_Work to do_
Each entry that follows must be output without any deviation.

Records excerpted from a collection
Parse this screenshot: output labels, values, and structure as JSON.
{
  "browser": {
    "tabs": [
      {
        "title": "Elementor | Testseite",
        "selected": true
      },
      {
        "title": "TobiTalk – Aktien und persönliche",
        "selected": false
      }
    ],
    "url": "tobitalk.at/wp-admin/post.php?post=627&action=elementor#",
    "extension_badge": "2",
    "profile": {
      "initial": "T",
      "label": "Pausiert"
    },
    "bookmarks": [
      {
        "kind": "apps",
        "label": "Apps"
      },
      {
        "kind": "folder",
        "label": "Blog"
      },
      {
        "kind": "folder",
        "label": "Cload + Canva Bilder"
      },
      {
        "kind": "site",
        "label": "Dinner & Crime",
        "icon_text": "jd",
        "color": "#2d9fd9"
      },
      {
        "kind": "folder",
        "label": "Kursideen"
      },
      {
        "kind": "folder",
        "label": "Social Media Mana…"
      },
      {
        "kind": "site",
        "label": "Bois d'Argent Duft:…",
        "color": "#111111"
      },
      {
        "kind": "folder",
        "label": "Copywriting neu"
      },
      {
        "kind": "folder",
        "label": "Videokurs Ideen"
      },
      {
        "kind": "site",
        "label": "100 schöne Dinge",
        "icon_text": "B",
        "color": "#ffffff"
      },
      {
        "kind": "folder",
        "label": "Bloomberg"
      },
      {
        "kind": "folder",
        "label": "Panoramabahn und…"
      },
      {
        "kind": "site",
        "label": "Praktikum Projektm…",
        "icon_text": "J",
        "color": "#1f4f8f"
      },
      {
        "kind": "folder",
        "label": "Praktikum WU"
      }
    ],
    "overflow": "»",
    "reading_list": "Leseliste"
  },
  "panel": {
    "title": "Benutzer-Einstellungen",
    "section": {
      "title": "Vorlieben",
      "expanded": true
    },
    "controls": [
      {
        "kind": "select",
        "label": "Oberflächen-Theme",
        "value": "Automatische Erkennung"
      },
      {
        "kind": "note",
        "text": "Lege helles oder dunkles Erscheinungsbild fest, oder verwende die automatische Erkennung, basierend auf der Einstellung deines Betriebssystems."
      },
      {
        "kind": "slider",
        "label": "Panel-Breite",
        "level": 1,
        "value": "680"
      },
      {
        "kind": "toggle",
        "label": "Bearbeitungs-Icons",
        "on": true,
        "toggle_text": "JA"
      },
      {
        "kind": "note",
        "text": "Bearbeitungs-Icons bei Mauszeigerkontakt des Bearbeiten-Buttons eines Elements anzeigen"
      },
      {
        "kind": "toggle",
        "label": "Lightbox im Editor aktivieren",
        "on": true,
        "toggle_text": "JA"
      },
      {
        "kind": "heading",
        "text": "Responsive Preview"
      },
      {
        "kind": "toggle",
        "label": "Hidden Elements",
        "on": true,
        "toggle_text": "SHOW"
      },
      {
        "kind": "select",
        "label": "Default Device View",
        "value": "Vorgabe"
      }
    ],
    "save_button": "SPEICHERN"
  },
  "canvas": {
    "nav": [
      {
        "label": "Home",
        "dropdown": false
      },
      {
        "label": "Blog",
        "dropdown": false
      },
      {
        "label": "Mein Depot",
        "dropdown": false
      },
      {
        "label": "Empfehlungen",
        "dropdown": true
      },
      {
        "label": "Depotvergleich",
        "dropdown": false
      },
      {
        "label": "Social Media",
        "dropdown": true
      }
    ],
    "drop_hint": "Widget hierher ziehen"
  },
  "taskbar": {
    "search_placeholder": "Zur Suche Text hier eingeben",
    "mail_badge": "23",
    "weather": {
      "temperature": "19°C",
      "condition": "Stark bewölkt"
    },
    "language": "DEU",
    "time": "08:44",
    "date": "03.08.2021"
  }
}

_Reply_
Parse this screenshot: output labels, values, and structure as JSON.
{
  "browser": {
    "tabs": [
      {
        "title": "Elementor | Testseite",
        "selected": true
      },
      {
        "title": "TobiTalk – Aktien und persönliche",
        "selected": false
      }
    ],
    "url": "tobitalk.at/wp-admin/post.php?post=627&action=elementor#",
    "extension_badge": "2",
    "profile": {
      "initial": "T",
      "label": "Pausiert"
    },
    "bookmarks": [
      {
        "kind": "apps",
        "label": "Apps"
      },
      {
        "kind": "folder",
        "label": "Blog"
      },
      {
        "kind": "folder",
        "label": "Cload + Canva Bilder"
      },
      {
        "kind": "site",
        "label": "Dinner & Crime",
        "icon_text": "jd",
        "color": "#2d9fd9"
      },
      {
        "kind": "folder",
        "label": "Kursideen"
      },
      {
        "kind": "folder",
        "label": "Social Media Mana…"
      },
      {
        "kind": "site",
        "label": "Bois d'Argent Duft:…",
        "color": "#111111"
      },
      {
        "kind": "folder",
        "label": "Copywriting neu"
      },
      {
        "kind": "folder",
        "label": "Videokurs Ideen"
      },
      {
        "kind": "site",
        "label": "100 schöne Dinge",
        "icon_text": "B",
        "color": "#ffffff"
      },
      {
        "kind": "folder",
        "label": "Bloomberg"
      },
      {
        "kind": "folder",
        "label": "Panoramabahn und…"
      },
      {
        "kind": "site",
        "label": "Praktikum Projektm…",
        "icon_text": "J",
        "color": "#1f4f8f"
      },
      {
        "kind": "folder",
        "label": "Praktikum WU"
      }
    ],
    "overflow": "»",
    "reading_list": "Leseliste"
  },
  "panel": {
    "title": "Benutzer-Einstellungen",
    "section": {
      "title": "Vorlieben",
      "expanded": true
    },
    "controls": [
      {
        "kind": "select",
        "label": "Oberflächen-Theme",
        "value": "Automatische Erkennung"
      },
      {
        "kind": "note",
        "text": "Lege helles oder dunkles Erscheinungsbild fest, oder verwende die automatische Erkennung, basierend auf der Einstellung deines Betriebssystems."
      },
      {
        "kind": "slider",
        "label": "Panel-Breite",
        "level": 1,
        "value": "680"
      },
      {
        "kind": "toggle",
        "label": "Bearbeitungs-Icons",
        "on": true,
        "toggle_text": "JA"
      },
      {
        "kind": "note",
        "text": "Bearbeitungs-Icons bei Mauszeigerkontakt des Bearbeiten-Buttons eines Elements anzeigen"
      },
      {
        "kind": "toggle",
        "label": "Lightbox im Editor aktivieren",
        "on": true,
        "toggle_text": "JA"
      },
      {
        "kind": "heading",
        "text": "Responsive Preview"
      },
      {
        "kind": "toggle",
        "label": "Hidden Elements",
        "on": true,
        "toggle_text": "SHOW"
      },
      {
        "kind": "select",
        "label": "Default Device View",
        "value": "Vorgabe"
      }
    ],
    "save_button": "SPEICHERN"
  },
  "canvas": {
    "nav": [
      {
        "label": "Home",
        "dropdown": false
      },
      {
        "label": "Blog",
        "dropdown": false
      },
      {
        "label": "Mein Depot",
        "dropdown": false
      },
      {
        "label": "Empfehlungen",
        "dropdown": true
      },
      {
        "label": "Depotvergleich",
        "dropdown": false
      },
      {
        "label": "Social Media",
        "dropdown": true
      }
    ],
    "drop_hint": "Widget hierher ziehen"
  },
  "taskbar": {
    "search_placeholder": "Zur Suche Text hier eingeben",
    "mail_badge": "23",
    "weather": {
      "temperature": "19°C",
      "condition": "Stark bewölkt"
    },
    "language": "DEU",
    "time": "08:44",
    "date": "03.08.2021"
  }
}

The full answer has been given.